**TASK REQUIREMENTS**
Each entry below is to be written out exactly, and the pictures are to be left out.

**DATASET RECORDS**
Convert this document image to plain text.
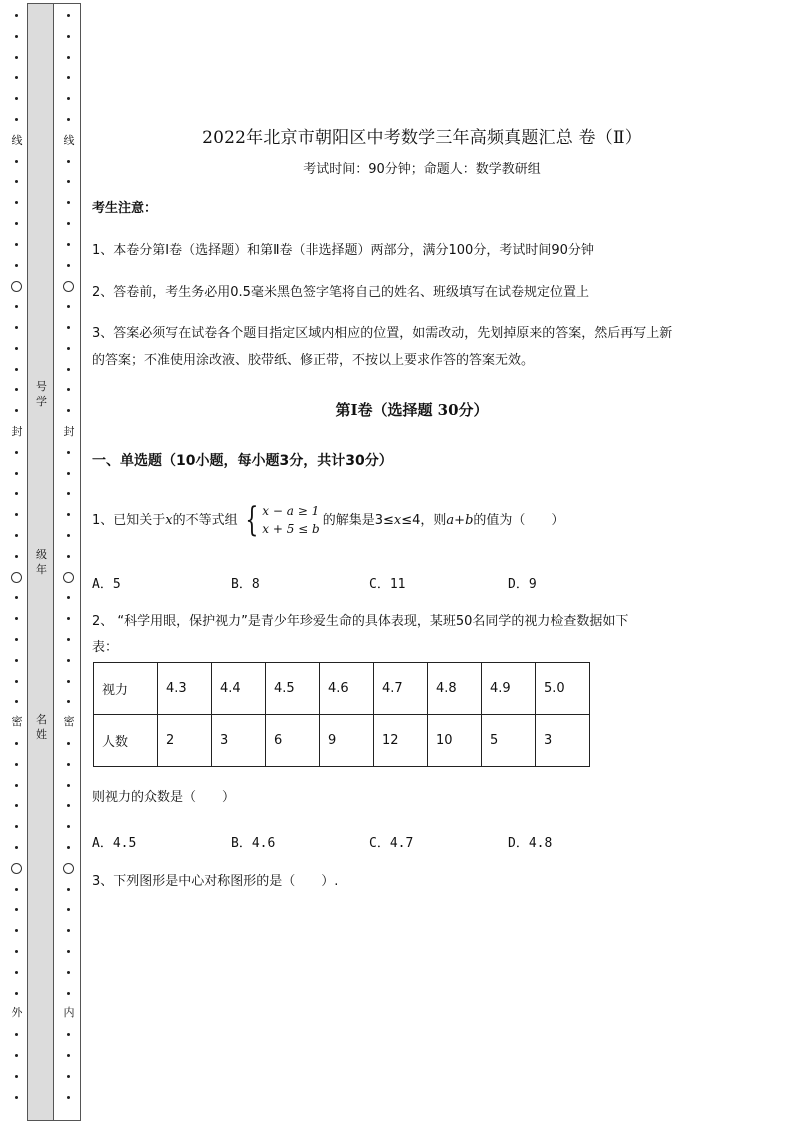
线
封
密
外
号
学
级
年
名
姓
线
封
密
内
2022年北京市朝阳区中考数学三年高频真题汇总 卷（Ⅱ）
考试时间：90分钟；命题人：数学教研组
考生注意：
1、本卷分第Ⅰ卷（选择题）和第Ⅱ卷（非选择题）两部分，满分100分，考试时间90分钟
2、答卷前，考生务必用0.5毫米黑色签字笔将自己的姓名、班级填写在试卷规定位置上
3、答案必须写在试卷各个题目指定区域内相应的位置，如需改动，先划掉原来的答案，然后再写上新
的答案；不准使用涂改液、胶带纸、修正带，不按以上要求作答的答案无效。
第Ⅰ卷（选择题 30分）
一、单选题（10小题，每小题3分，共计30分）
1、已知关于x的不等式组 { x − a ≥ 1
x + 5 ≤ b
的解集是3≤x≤4，则a+b的值为（　　）
A．5	B．8	C．11	D．9
2、 “科学用眼，保护视力”是青少年珍爱生命的具体表现，某班50名同学的视力检查数据如下
表：
视力	4.3	4.4	4.5	4.6	4.7	4.8	4.9	5.0
人数	2	3	6	9	12	10	5	3
则视力的众数是（　　）
A．4.5	B．4.6	C．4.7	D．4.8
3、下列图形是中心对称图形的是（　　）.
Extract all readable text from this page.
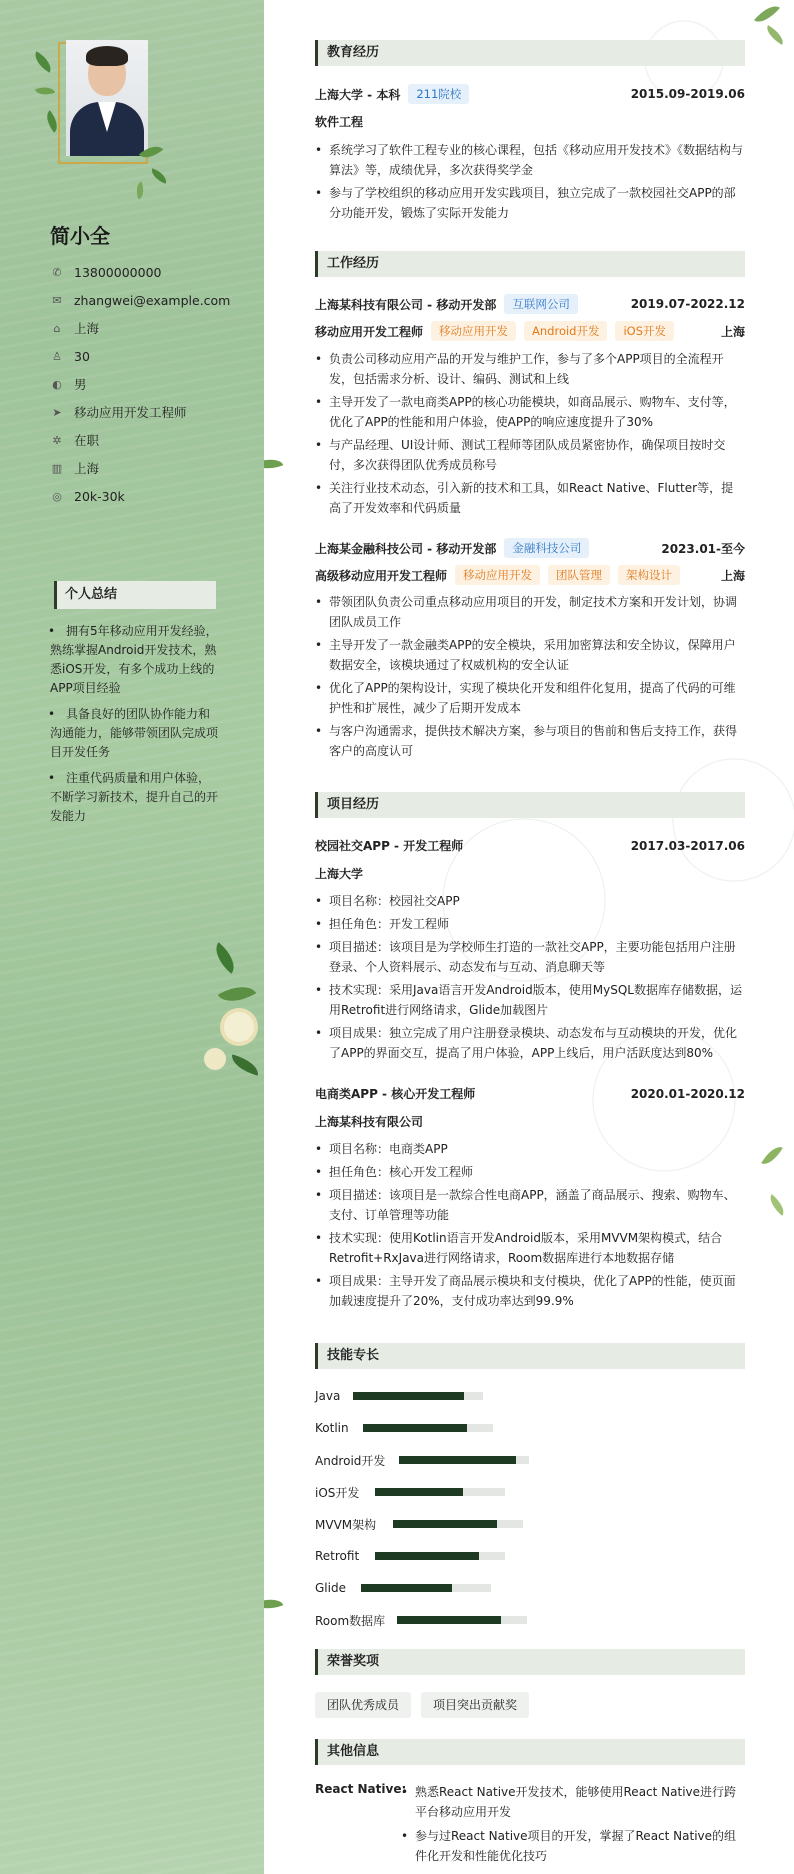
简小全
✆ 13800000000
✉ zhangwei@example.com
⌂ 上海
♙ 30
◐ 男
➤ 移动应用开发工程师
✲ 在职
▥ 上海
◎ 20k-30k
个人总结
• 拥有5年移动应用开发经验，熟练掌握Android开发技术，熟悉iOS开发，有多个成功上线的APP项目经验
• 具备良好的团队协作能力和沟通能力，能够带领团队完成项目开发任务
• 注重代码质量和用户体验，不断学习新技术，提升自己的开发能力
教育经历
上海大学 - 本科	211院校	2015.09-2019.06
软件工程
• 系统学习了软件工程专业的核心课程，包括《移动应用开发技术》《数据结构与算法》等，成绩优异，多次获得奖学金
• 参与了学校组织的移动应用开发实践项目，独立完成了一款校园社交APP的部分功能开发，锻炼了实际开发能力
工作经历
上海某科技有限公司 - 移动开发部	互联网公司	2019.07-2022.12
移动应用开发工程师	移动应用开发	Android开发	iOS开发	上海
• 负责公司移动应用产品的开发与维护工作，参与了多个APP项目的全流程开发，包括需求分析、设计、编码、测试和上线
• 主导开发了一款电商类APP的核心功能模块，如商品展示、购物车、支付等，优化了APP的性能和用户体验，使APP的响应速度提升了30%
• 与产品经理、UI设计师、测试工程师等团队成员紧密协作，确保项目按时交付，多次获得团队优秀成员称号
• 关注行业技术动态，引入新的技术和工具，如React Native、Flutter等，提高了开发效率和代码质量
上海某金融科技公司 - 移动开发部	金融科技公司	2023.01-至今
高级移动应用开发工程师	移动应用开发	团队管理	架构设计	上海
• 带领团队负责公司重点移动应用项目的开发，制定技术方案和开发计划，协调团队成员工作
• 主导开发了一款金融类APP的安全模块，采用加密算法和安全协议，保障用户数据安全，该模块通过了权威机构的安全认证
• 优化了APP的架构设计，实现了模块化开发和组件化复用，提高了代码的可维护性和扩展性，减少了后期开发成本
• 与客户沟通需求，提供技术解决方案，参与项目的售前和售后支持工作，获得客户的高度认可
项目经历
校园社交APP - 开发工程师	2017.03-2017.06
上海大学
• 项目名称：校园社交APP
• 担任角色：开发工程师
• 项目描述：该项目是为学校师生打造的一款社交APP，主要功能包括用户注册登录、个人资料展示、动态发布与互动、消息聊天等
• 技术实现：采用Java语言开发Android版本，使用MySQL数据库存储数据，运用Retrofit进行网络请求，Glide加载图片
• 项目成果：独立完成了用户注册登录模块、动态发布与互动模块的开发，优化了APP的界面交互，提高了用户体验，APP上线后，用户活跃度达到80%
电商类APP - 核心开发工程师	2020.01-2020.12
上海某科技有限公司
• 项目名称：电商类APP
• 担任角色：核心开发工程师
• 项目描述：该项目是一款综合性电商APP，涵盖了商品展示、搜索、购物车、支付、订单管理等功能
• 技术实现：使用Kotlin语言开发Android版本，采用MVVM架构模式，结合Retrofit+RxJava进行网络请求，Room数据库进行本地数据存储
• 项目成果：主导开发了商品展示模块和支付模块，优化了APP的性能，使页面加载速度提升了20%，支付成功率达到99.9%
技能专长
Java
Kotlin
Android开发
iOS开发
MVVM架构
Retrofit
Glide
Room数据库
荣誉奖项
团队优秀成员	项目突出贡献奖
其他信息
React Native:
• 熟悉React Native开发技术，能够使用React Native进行跨平台移动应用开发
• 参与过React Native项目的开发，掌握了React Native的组件化开发和性能优化技巧
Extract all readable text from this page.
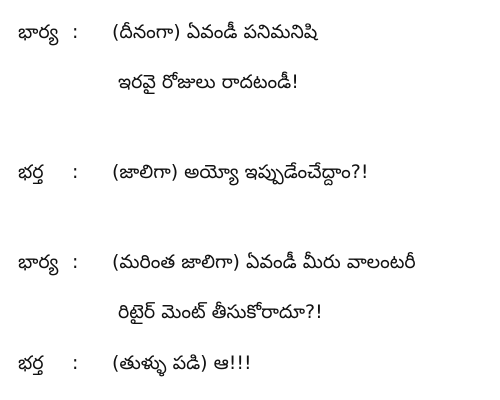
భార్య : (దీనంగా) ఏవండీ పనిమనిషి
ఇరవై రోజులు రాదటండీ!
భర్త : (జాలిగా) అయ్యో ఇప్పుడేంచేద్దాం?!
భార్య : (మరింత జాలిగా) ఏవండీ మీరు వాలంటరీ
రిటైర్ మెంట్ తీసుకోరాదూ?!
భర్త : (తుళ్ళు పడి) ఆ!!!
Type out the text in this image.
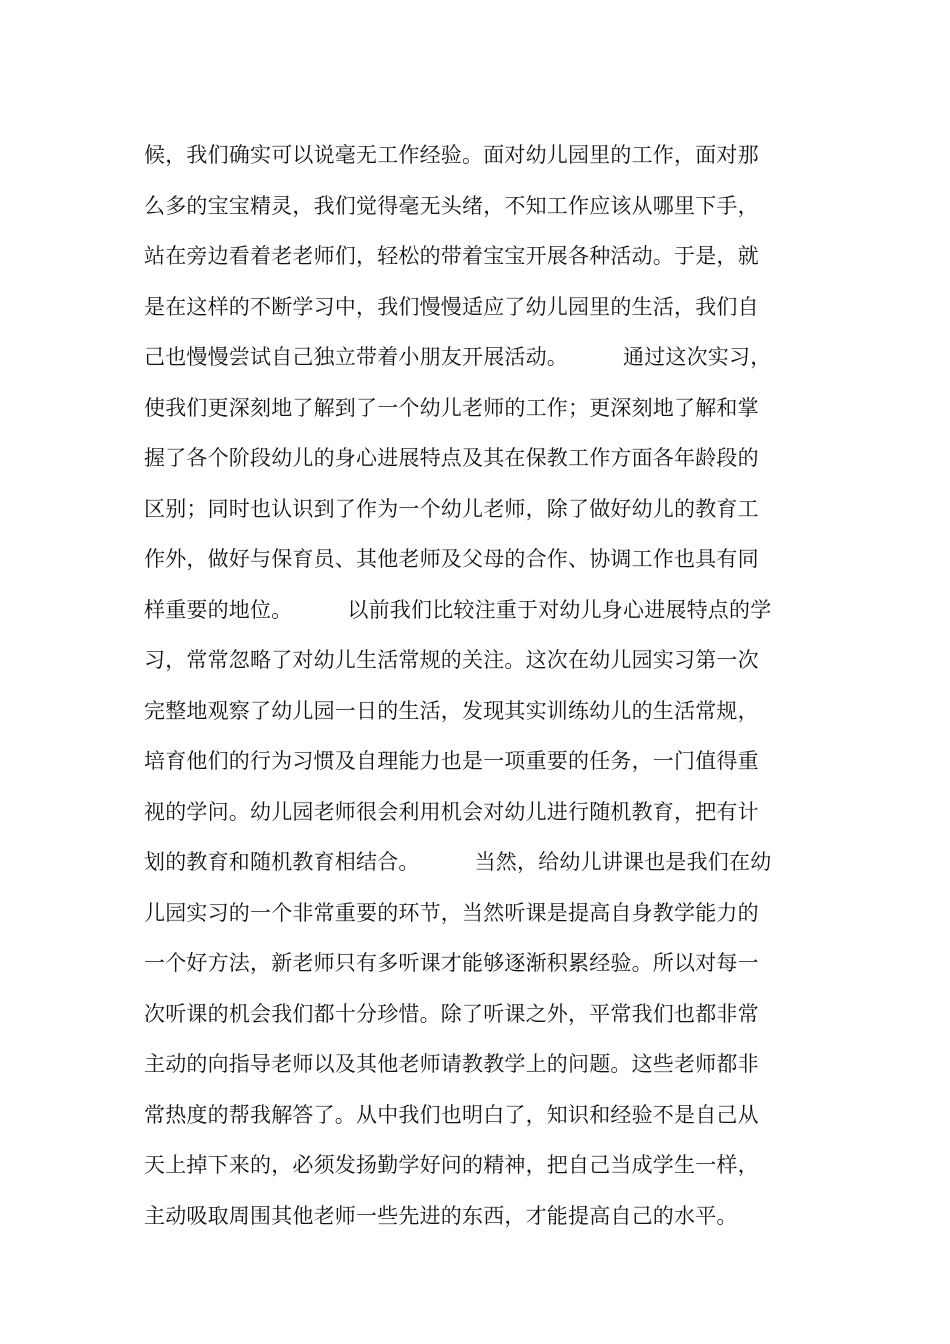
候，我们确实可以说毫无工作经验。面对幼儿园里的工作，面对那
么多的宝宝精灵，我们觉得毫无头绪，不知工作应该从哪里下手，
站在旁边看着老老师们，轻松的带着宝宝开展各种活动。于是，就
是在这样的不断学习中，我们慢慢适应了幼儿园里的生活，我们自
己也慢慢尝试自己独立带着小朋友开展活动。        通过这次实习，
使我们更深刻地了解到了一个幼儿老师的工作；更深刻地了解和掌
握了各个阶段幼儿的身心进展特点及其在保教工作方面各年龄段的
区别；同时也认识到了作为一个幼儿老师，除了做好幼儿的教育工
作外，做好与保育员、其他老师及父母的合作、协调工作也具有同
样重要的地位。        以前我们比较注重于对幼儿身心进展特点的学
习，常常忽略了对幼儿生活常规的关注。这次在幼儿园实习第一次
完整地观察了幼儿园一日的生活，发现其实训练幼儿的生活常规，
培育他们的行为习惯及自理能力也是一项重要的任务，一门值得重
视的学问。幼儿园老师很会利用机会对幼儿进行随机教育，把有计
划的教育和随机教育相结合。        当然，给幼儿讲课也是我们在幼
儿园实习的一个非常重要的环节，当然听课是提高自身教学能力的
一个好方法，新老师只有多听课才能够逐渐积累经验。所以对每一
次听课的机会我们都十分珍惜。除了听课之外，平常我们也都非常
主动的向指导老师以及其他老师请教教学上的问题。这些老师都非
常热度的帮我解答了。从中我们也明白了，知识和经验不是自己从
天上掉下来的，必须发扬勤学好问的精神，把自己当成学生一样，
主动吸取周围其他老师一些先进的东西，才能提高自己的水平。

**OUTPUT**
Convert this document image to plain text.
线
封
密
外
号
学
级
年
名
姓
线
封
密
内
2022年北京市朝阳区中考数学三年高频真题汇总 卷（Ⅱ）
考试时间：90分钟；命题人：数学教研组
考生注意：
1、本卷分第Ⅰ卷（选择题）和第Ⅱ卷（非选择题）两部分，满分100分，考试时间90分钟
2、答卷前，考生务必用0.5毫米黑色签字笔将自己的姓名、班级填写在试卷规定位置上
3、答案必须写在试卷各个题目指定区域内相应的位置，如需改动，先划掉原来的答案，然后再写上新
的答案；不准使用涂改液、胶带纸、修正带，不按以上要求作答的答案无效。
第Ⅰ卷（选择题 30分）
一、单选题（10小题，每小题3分，共计30分）
1、已知关于x的不等式组 { x − a ≥ 1
x + 5 ≤ b
的解集是3≤x≤4，则a+b的值为（　　）
A．5	B．8	C．11	D．9
2、 “科学用眼，保护视力”是青少年珍爱生命的具体表现，某班50名同学的视力检查数据如下
表：
视力	4.3	4.4	4.5	4.6	4.7	4.8	4.9	5.0
人数	2	3	6	9	12	10	5	3
则视力的众数是（　　）
A．4.5	B．4.6	C．4.7	D．4.8
3、下列图形是中心对称图形的是（　　）.
Extract all readable text from this page.
简小全
✆ 13800000000
✉ zhangwei@example.com
⌂ 上海
♙ 30
◐ 男
➤ 移动应用开发工程师
✲ 在职
▥ 上海
◎ 20k-30k
个人总结
• 拥有5年移动应用开发经验，熟练掌握Android开发技术，熟悉iOS开发，有多个成功上线的APP项目经验
• 具备良好的团队协作能力和沟通能力，能够带领团队完成项目开发任务
• 注重代码质量和用户体验，不断学习新技术，提升自己的开发能力
教育经历
上海大学 - 本科	211院校	2015.09-2019.06
软件工程
• 系统学习了软件工程专业的核心课程，包括《移动应用开发技术》《数据结构与算法》等，成绩优异，多次获得奖学金
• 参与了学校组织的移动应用开发实践项目，独立完成了一款校园社交APP的部分功能开发，锻炼了实际开发能力
工作经历
上海某科技有限公司 - 移动开发部	互联网公司	2019.07-2022.12
移动应用开发工程师	移动应用开发	Android开发	iOS开发	上海
• 负责公司移动应用产品的开发与维护工作，参与了多个APP项目的全流程开发，包括需求分析、设计、编码、测试和上线
• 主导开发了一款电商类APP的核心功能模块，如商品展示、购物车、支付等，优化了APP的性能和用户体验，使APP的响应速度提升了30%
• 与产品经理、UI设计师、测试工程师等团队成员紧密协作，确保项目按时交付，多次获得团队优秀成员称号
• 关注行业技术动态，引入新的技术和工具，如React Native、Flutter等，提高了开发效率和代码质量
上海某金融科技公司 - 移动开发部	金融科技公司	2023.01-至今
高级移动应用开发工程师	移动应用开发	团队管理	架构设计	上海
• 带领团队负责公司重点移动应用项目的开发，制定技术方案和开发计划，协调团队成员工作
• 主导开发了一款金融类APP的安全模块，采用加密算法和安全协议，保障用户数据安全，该模块通过了权威机构的安全认证
• 优化了APP的架构设计，实现了模块化开发和组件化复用，提高了代码的可维护性和扩展性，减少了后期开发成本
• 与客户沟通需求，提供技术解决方案，参与项目的售前和售后支持工作，获得客户的高度认可
项目经历
校园社交APP - 开发工程师	2017.03-2017.06
上海大学
• 项目名称：校园社交APP
• 担任角色：开发工程师
• 项目描述：该项目是为学校师生打造的一款社交APP，主要功能包括用户注册登录、个人资料展示、动态发布与互动、消息聊天等
• 技术实现：采用Java语言开发Android版本，使用MySQL数据库存储数据，运用Retrofit进行网络请求，Glide加载图片
• 项目成果：独立完成了用户注册登录模块、动态发布与互动模块的开发，优化了APP的界面交互，提高了用户体验，APP上线后，用户活跃度达到80%
电商类APP - 核心开发工程师	2020.01-2020.12
上海某科技有限公司
• 项目名称：电商类APP
• 担任角色：核心开发工程师
• 项目描述：该项目是一款综合性电商APP，涵盖了商品展示、搜索、购物车、支付、订单管理等功能
• 技术实现：使用Kotlin语言开发Android版本，采用MVVM架构模式，结合Retrofit+RxJava进行网络请求，Room数据库进行本地数据存储
• 项目成果：主导开发了商品展示模块和支付模块，优化了APP的性能，使页面加载速度提升了20%，支付成功率达到99.9%
技能专长
Java
Kotlin
Android开发
iOS开发
MVVM架构
Retrofit
Glide
Room数据库
荣誉奖项
团队优秀成员	项目突出贡献奖
其他信息
React Native:
• 熟悉React Native开发技术，能够使用React Native进行跨平台移动应用开发
• 参与过React Native项目的开发，掌握了React Native的组件化开发和性能优化技巧
Extract all readable text from this page.
భార్య : (దీనంగా) ఏవండీ పనిమనిషి
ఇరవై రోజులు రాదటండీ!
భర్త : (జాలిగా) అయ్యో ఇప్పుడేంచేద్దాం?!
భార్య : (మరింత జాలిగా) ఏవండీ మీరు వాలంటరీ
రిటైర్ మెంట్ తీసుకోరాదూ?!
భర్త : (తుళ్ళు పడి) ఆ!!!
Type out the text in this image.
候，我们确实可以说毫无工作经验。面对幼儿园里的工作，面对那
么多的宝宝精灵，我们觉得毫无头绪，不知工作应该从哪里下手，
站在旁边看着老老师们，轻松的带着宝宝开展各种活动。于是，就
是在这样的不断学习中，我们慢慢适应了幼儿园里的生活，我们自
己也慢慢尝试自己独立带着小朋友开展活动。        通过这次实习，
使我们更深刻地了解到了一个幼儿老师的工作；更深刻地了解和掌
握了各个阶段幼儿的身心进展特点及其在保教工作方面各年龄段的
区别；同时也认识到了作为一个幼儿老师，除了做好幼儿的教育工
作外，做好与保育员、其他老师及父母的合作、协调工作也具有同
样重要的地位。        以前我们比较注重于对幼儿身心进展特点的学
习，常常忽略了对幼儿生活常规的关注。这次在幼儿园实习第一次
完整地观察了幼儿园一日的生活，发现其实训练幼儿的生活常规，
培育他们的行为习惯及自理能力也是一项重要的任务，一门值得重
视的学问。幼儿园老师很会利用机会对幼儿进行随机教育，把有计
划的教育和随机教育相结合。        当然，给幼儿讲课也是我们在幼
儿园实习的一个非常重要的环节，当然听课是提高自身教学能力的
一个好方法，新老师只有多听课才能够逐渐积累经验。所以对每一
次听课的机会我们都十分珍惜。除了听课之外，平常我们也都非常
主动的向指导老师以及其他老师请教教学上的问题。这些老师都非
常热度的帮我解答了。从中我们也明白了，知识和经验不是自己从
天上掉下来的，必须发扬勤学好问的精神，把自己当成学生一样，
主动吸取周围其他老师一些先进的东西，才能提高自己的水平。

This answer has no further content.